-- Start Record extracts --
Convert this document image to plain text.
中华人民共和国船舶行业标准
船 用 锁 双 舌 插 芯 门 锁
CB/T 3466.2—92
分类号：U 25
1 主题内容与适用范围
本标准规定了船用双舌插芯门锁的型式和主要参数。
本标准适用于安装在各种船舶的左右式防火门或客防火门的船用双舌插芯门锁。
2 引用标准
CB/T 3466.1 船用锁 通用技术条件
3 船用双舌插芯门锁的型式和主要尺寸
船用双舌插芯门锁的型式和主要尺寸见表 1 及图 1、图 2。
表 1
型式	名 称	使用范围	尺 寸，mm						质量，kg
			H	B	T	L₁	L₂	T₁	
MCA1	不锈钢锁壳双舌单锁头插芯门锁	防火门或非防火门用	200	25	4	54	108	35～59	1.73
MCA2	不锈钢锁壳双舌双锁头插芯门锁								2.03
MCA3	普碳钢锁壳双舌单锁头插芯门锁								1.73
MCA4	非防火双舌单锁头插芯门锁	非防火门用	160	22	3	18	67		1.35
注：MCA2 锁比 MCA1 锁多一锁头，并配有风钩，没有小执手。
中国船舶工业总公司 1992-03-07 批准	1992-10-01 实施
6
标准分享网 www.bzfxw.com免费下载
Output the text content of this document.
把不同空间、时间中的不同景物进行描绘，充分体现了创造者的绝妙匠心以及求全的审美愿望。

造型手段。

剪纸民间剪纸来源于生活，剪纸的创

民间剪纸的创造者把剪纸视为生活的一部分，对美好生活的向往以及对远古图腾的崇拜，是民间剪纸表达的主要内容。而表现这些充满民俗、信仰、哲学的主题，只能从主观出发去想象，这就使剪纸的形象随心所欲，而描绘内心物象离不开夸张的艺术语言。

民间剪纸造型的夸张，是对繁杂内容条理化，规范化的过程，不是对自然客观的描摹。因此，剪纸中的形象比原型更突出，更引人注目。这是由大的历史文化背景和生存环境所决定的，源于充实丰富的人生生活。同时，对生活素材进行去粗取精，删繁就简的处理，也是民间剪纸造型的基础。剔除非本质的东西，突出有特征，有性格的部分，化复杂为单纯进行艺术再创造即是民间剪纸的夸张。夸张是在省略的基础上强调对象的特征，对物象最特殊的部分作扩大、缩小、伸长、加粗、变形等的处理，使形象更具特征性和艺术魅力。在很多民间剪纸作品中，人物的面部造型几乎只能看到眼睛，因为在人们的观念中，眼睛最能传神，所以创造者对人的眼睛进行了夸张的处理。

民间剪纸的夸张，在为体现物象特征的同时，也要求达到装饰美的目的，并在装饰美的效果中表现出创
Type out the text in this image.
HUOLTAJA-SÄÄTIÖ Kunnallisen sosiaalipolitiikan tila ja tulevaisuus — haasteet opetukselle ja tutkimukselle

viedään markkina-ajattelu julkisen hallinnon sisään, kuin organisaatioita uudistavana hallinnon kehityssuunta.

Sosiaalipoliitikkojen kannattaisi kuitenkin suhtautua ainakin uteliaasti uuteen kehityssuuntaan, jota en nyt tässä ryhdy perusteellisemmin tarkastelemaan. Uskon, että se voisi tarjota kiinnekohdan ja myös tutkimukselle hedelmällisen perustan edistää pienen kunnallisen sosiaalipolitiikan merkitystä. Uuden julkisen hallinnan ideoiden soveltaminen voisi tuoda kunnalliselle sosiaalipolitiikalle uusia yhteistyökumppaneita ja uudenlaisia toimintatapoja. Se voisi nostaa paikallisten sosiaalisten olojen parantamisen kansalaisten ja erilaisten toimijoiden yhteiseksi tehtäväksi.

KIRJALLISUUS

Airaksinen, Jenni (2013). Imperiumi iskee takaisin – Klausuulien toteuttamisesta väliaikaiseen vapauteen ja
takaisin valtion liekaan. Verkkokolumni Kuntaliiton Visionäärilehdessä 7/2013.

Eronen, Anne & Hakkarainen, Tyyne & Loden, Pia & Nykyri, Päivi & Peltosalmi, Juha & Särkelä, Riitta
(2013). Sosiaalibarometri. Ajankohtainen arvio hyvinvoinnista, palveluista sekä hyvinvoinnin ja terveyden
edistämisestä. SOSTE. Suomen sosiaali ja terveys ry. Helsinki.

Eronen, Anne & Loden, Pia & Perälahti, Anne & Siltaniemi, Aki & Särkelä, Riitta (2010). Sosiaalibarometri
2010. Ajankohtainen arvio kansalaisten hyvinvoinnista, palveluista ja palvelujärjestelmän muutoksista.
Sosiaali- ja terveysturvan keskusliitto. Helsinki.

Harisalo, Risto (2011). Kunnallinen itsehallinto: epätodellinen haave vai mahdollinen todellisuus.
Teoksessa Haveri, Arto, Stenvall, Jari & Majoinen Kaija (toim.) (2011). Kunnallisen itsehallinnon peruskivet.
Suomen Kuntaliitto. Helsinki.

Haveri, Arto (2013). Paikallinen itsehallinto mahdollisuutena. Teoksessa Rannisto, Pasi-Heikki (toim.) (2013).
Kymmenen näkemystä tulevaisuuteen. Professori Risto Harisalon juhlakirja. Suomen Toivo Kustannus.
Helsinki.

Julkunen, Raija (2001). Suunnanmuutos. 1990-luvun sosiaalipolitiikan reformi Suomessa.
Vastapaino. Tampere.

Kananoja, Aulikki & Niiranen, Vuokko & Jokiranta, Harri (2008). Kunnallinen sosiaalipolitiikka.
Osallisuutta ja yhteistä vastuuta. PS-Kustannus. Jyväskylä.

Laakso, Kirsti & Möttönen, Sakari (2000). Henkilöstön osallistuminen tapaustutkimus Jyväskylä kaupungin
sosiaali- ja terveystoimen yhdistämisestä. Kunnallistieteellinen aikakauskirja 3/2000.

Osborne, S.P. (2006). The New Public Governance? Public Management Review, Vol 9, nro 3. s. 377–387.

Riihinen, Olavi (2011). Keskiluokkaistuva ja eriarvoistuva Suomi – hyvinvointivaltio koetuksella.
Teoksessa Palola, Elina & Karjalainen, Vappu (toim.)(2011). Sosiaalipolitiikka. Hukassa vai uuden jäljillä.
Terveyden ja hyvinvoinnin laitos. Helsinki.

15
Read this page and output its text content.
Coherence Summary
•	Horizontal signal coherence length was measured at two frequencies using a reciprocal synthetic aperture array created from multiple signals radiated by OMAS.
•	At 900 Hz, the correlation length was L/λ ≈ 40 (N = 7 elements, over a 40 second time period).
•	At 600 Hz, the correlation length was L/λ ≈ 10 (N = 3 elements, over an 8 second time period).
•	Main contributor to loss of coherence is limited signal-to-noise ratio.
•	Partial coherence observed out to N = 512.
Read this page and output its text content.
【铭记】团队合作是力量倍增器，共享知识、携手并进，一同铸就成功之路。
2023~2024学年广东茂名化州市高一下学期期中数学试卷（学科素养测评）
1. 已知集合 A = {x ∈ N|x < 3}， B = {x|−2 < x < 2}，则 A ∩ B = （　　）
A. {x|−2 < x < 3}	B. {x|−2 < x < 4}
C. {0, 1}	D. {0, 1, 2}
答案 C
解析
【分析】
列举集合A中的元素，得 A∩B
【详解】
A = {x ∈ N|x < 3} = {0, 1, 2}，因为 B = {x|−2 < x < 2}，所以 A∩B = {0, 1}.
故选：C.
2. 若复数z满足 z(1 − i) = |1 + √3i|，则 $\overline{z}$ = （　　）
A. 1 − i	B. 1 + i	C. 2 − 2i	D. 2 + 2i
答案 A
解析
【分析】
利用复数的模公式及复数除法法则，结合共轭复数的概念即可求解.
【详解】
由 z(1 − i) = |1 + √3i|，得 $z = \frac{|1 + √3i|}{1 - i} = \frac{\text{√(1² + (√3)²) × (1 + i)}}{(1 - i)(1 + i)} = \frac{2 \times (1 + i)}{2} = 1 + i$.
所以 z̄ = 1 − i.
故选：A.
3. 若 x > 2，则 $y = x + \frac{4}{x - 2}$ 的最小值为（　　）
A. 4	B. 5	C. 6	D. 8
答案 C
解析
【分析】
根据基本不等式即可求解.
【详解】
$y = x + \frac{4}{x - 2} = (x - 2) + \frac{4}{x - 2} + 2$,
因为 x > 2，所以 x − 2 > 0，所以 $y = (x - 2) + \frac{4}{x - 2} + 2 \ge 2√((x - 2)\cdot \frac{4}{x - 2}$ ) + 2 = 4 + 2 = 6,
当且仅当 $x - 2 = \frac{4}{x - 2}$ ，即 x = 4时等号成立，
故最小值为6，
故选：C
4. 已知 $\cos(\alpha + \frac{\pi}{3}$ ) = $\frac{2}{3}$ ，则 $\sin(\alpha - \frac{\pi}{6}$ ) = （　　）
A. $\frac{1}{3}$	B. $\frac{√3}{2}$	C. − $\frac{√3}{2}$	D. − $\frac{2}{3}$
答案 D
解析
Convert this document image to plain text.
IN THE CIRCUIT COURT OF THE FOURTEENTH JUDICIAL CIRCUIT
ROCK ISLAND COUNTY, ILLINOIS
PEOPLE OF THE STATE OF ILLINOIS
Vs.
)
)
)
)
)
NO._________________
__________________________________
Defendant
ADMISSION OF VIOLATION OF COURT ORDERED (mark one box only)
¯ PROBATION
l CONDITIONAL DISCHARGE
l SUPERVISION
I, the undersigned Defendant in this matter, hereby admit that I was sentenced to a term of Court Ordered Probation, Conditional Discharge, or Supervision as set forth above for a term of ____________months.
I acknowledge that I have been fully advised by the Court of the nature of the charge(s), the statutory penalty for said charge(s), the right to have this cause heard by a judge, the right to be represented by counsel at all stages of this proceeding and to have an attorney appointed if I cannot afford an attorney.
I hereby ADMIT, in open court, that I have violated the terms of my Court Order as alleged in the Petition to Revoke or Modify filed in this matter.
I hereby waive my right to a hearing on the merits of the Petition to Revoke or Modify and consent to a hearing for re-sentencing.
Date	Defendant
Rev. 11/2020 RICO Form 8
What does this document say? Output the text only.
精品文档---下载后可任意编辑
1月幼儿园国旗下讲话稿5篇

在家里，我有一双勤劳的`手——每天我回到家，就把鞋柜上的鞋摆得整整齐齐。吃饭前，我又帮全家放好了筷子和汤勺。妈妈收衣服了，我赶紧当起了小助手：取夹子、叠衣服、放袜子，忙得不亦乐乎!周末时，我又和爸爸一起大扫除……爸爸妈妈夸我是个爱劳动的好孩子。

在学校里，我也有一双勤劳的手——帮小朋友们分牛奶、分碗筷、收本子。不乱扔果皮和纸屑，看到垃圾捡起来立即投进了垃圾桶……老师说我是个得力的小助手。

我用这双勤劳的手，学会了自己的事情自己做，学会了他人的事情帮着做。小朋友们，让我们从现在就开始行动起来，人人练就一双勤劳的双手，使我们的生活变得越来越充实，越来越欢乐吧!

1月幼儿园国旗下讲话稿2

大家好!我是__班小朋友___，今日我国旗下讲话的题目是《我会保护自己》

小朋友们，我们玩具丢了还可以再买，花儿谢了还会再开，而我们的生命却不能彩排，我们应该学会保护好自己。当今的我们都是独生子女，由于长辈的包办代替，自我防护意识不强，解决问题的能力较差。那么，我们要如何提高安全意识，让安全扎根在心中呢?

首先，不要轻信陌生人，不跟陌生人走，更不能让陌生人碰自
-- End Record extracts --
To be done:
In the material above, find each line that contains the word "Petition", and select it.

Result below:
I hereby ADMIT, in open court, that I have violated the terms of my Court Order as alleged in the Petition to Revoke or Modify filed in this matter.
I hereby waive my right to a hearing on the merits of the Petition to Revoke or Modify and consent to a hearing for re-sentencing.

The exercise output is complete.